* [THE PROBLEM]: The records below are to be repeated in full, exactly as they are.

* [Saved entries]:
_____
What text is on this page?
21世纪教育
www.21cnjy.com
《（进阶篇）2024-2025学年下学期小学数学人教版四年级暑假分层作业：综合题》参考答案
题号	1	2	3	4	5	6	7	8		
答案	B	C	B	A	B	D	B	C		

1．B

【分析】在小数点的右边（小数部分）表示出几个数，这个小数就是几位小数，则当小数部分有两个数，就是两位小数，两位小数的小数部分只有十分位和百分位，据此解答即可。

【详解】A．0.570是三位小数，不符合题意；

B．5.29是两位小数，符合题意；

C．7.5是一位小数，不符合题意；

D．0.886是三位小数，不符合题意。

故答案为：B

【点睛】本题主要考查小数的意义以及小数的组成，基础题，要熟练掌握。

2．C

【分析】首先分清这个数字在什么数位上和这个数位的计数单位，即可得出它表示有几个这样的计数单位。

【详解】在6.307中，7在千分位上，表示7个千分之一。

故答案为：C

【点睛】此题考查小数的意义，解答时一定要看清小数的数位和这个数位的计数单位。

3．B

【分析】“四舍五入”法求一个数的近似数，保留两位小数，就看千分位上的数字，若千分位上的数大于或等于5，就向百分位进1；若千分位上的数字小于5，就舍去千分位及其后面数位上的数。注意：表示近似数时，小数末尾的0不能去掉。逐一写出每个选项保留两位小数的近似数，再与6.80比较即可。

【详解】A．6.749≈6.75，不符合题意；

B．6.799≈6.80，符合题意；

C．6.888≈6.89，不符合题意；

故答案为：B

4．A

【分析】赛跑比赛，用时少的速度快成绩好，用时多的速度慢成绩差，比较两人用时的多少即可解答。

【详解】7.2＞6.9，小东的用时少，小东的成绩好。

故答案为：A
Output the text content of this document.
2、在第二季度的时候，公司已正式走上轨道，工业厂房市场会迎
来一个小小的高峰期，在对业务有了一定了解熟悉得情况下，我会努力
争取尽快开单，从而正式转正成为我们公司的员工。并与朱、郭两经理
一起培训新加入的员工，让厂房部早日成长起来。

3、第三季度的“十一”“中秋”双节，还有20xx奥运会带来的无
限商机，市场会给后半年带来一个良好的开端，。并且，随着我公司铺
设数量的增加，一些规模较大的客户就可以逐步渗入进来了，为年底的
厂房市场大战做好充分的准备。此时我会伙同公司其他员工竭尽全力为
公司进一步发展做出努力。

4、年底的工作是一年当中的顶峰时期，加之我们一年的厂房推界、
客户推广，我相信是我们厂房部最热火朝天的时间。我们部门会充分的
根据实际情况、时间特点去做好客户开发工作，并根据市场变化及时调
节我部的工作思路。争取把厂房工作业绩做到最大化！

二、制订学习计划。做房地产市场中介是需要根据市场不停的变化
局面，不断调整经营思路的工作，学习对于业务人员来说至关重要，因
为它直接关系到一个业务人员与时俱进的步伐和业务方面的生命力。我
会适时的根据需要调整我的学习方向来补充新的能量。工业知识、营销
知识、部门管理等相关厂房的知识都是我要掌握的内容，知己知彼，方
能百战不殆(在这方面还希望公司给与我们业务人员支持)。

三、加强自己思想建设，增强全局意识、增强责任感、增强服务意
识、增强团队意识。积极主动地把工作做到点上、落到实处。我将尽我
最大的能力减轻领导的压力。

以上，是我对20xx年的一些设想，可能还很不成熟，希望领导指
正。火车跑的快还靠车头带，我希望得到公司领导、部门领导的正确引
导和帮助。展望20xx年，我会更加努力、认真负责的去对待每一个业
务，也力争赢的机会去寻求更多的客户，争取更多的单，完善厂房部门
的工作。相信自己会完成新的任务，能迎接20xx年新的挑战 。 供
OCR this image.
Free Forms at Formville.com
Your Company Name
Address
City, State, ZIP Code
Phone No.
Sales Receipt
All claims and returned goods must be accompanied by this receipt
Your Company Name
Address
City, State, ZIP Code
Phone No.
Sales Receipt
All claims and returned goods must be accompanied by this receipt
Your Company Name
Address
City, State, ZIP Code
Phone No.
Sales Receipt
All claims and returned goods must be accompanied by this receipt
_____
* [EXERCISE OUTPUT]:
What text is on this page?
21世纪教育
www.21cnjy.com
《（进阶篇）2024-2025学年下学期小学数学人教版四年级暑假分层作业：综合题》参考答案
题号	1	2	3	4	5	6	7	8		
答案	B	C	B	A	B	D	B	C		

1．B

【分析】在小数点的右边（小数部分）表示出几个数，这个小数就是几位小数，则当小数部分有两个数，就是两位小数，两位小数的小数部分只有十分位和百分位，据此解答即可。

【详解】A．0.570是三位小数，不符合题意；

B．5.29是两位小数，符合题意；

C．7.5是一位小数，不符合题意；

D．0.886是三位小数，不符合题意。

故答案为：B

【点睛】本题主要考查小数的意义以及小数的组成，基础题，要熟练掌握。

2．C

【分析】首先分清这个数字在什么数位上和这个数位的计数单位，即可得出它表示有几个这样的计数单位。

【详解】在6.307中，7在千分位上，表示7个千分之一。

故答案为：C

【点睛】此题考查小数的意义，解答时一定要看清小数的数位和这个数位的计数单位。

3．B

【分析】“四舍五入”法求一个数的近似数，保留两位小数，就看千分位上的数字，若千分位上的数大于或等于5，就向百分位进1；若千分位上的数字小于5，就舍去千分位及其后面数位上的数。注意：表示近似数时，小数末尾的0不能去掉。逐一写出每个选项保留两位小数的近似数，再与6.80比较即可。

【详解】A．6.749≈6.75，不符合题意；

B．6.799≈6.80，符合题意；

C．6.888≈6.89，不符合题意；

故答案为：B

4．A

【分析】赛跑比赛，用时少的速度快成绩好，用时多的速度慢成绩差，比较两人用时的多少即可解答。

【详解】7.2＞6.9，小东的用时少，小东的成绩好。

故答案为：A
Output the text content of this document.
2、在第二季度的时候，公司已正式走上轨道，工业厂房市场会迎
来一个小小的高峰期，在对业务有了一定了解熟悉得情况下，我会努力
争取尽快开单，从而正式转正成为我们公司的员工。并与朱、郭两经理
一起培训新加入的员工，让厂房部早日成长起来。

3、第三季度的“十一”“中秋”双节，还有20xx奥运会带来的无
限商机，市场会给后半年带来一个良好的开端，。并且，随着我公司铺
设数量的增加，一些规模较大的客户就可以逐步渗入进来了，为年底的
厂房市场大战做好充分的准备。此时我会伙同公司其他员工竭尽全力为
公司进一步发展做出努力。

4、年底的工作是一年当中的顶峰时期，加之我们一年的厂房推界、
客户推广，我相信是我们厂房部最热火朝天的时间。我们部门会充分的
根据实际情况、时间特点去做好客户开发工作，并根据市场变化及时调
节我部的工作思路。争取把厂房工作业绩做到最大化！

二、制订学习计划。做房地产市场中介是需要根据市场不停的变化
局面，不断调整经营思路的工作，学习对于业务人员来说至关重要，因
为它直接关系到一个业务人员与时俱进的步伐和业务方面的生命力。我
会适时的根据需要调整我的学习方向来补充新的能量。工业知识、营销
知识、部门管理等相关厂房的知识都是我要掌握的内容，知己知彼，方
能百战不殆(在这方面还希望公司给与我们业务人员支持)。

三、加强自己思想建设，增强全局意识、增强责任感、增强服务意
识、增强团队意识。积极主动地把工作做到点上、落到实处。我将尽我
最大的能力减轻领导的压力。

以上，是我对20xx年的一些设想，可能还很不成熟，希望领导指
正。火车跑的快还靠车头带，我希望得到公司领导、部门领导的正确引
导和帮助。展望20xx年，我会更加努力、认真负责的去对待每一个业
务，也力争赢的机会去寻求更多的客户，争取更多的单，完善厂房部门
的工作。相信自己会完成新的任务，能迎接20xx年新的挑战 。 供
OCR this image.
Free Forms at Formville.com
Your Company Name
Address
City, State, ZIP Code
Phone No.
Sales Receipt
All claims and returned goods must be accompanied by this receipt
Your Company Name
Address
City, State, ZIP Code
Phone No.
Sales Receipt
All claims and returned goods must be accompanied by this receipt
Your Company Name
Address
City, State, ZIP Code
Phone No.
Sales Receipt
All claims and returned goods must be accompanied by this receipt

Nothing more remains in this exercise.